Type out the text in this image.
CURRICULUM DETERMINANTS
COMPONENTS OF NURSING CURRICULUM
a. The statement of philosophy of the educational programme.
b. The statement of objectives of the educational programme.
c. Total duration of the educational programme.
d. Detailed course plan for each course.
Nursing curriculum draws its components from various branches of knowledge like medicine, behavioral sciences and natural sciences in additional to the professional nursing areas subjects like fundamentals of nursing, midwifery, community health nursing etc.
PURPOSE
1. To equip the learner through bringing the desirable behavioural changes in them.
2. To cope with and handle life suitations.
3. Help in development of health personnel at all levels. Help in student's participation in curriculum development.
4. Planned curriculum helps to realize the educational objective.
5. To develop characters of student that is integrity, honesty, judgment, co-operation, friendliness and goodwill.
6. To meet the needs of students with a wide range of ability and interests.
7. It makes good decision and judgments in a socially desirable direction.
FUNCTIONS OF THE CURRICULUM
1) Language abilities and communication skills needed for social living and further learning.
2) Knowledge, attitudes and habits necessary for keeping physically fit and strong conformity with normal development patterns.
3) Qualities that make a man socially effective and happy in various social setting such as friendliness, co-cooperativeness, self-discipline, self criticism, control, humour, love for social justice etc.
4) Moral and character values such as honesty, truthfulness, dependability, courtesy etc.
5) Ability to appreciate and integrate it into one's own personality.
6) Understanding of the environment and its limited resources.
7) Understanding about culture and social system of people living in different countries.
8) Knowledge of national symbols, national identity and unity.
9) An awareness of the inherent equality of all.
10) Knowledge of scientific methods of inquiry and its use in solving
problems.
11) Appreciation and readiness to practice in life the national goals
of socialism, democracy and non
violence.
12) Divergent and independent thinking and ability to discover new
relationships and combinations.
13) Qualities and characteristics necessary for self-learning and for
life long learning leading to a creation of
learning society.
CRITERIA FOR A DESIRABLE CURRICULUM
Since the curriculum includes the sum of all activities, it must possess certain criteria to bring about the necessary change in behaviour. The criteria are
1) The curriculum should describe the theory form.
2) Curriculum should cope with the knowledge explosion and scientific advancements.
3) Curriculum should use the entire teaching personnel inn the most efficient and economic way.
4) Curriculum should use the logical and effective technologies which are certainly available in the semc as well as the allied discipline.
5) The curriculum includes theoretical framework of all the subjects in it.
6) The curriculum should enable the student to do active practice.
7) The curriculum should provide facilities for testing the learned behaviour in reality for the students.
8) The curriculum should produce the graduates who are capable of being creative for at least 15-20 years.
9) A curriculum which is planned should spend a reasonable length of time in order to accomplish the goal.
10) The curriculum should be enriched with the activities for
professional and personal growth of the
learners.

•••••

Required task: Copy out each line of the data containing the string "Understanding".

Written answer:
6) Understanding of the environment and its limited resources.
7) Understanding about culture and social system of people living in different countries.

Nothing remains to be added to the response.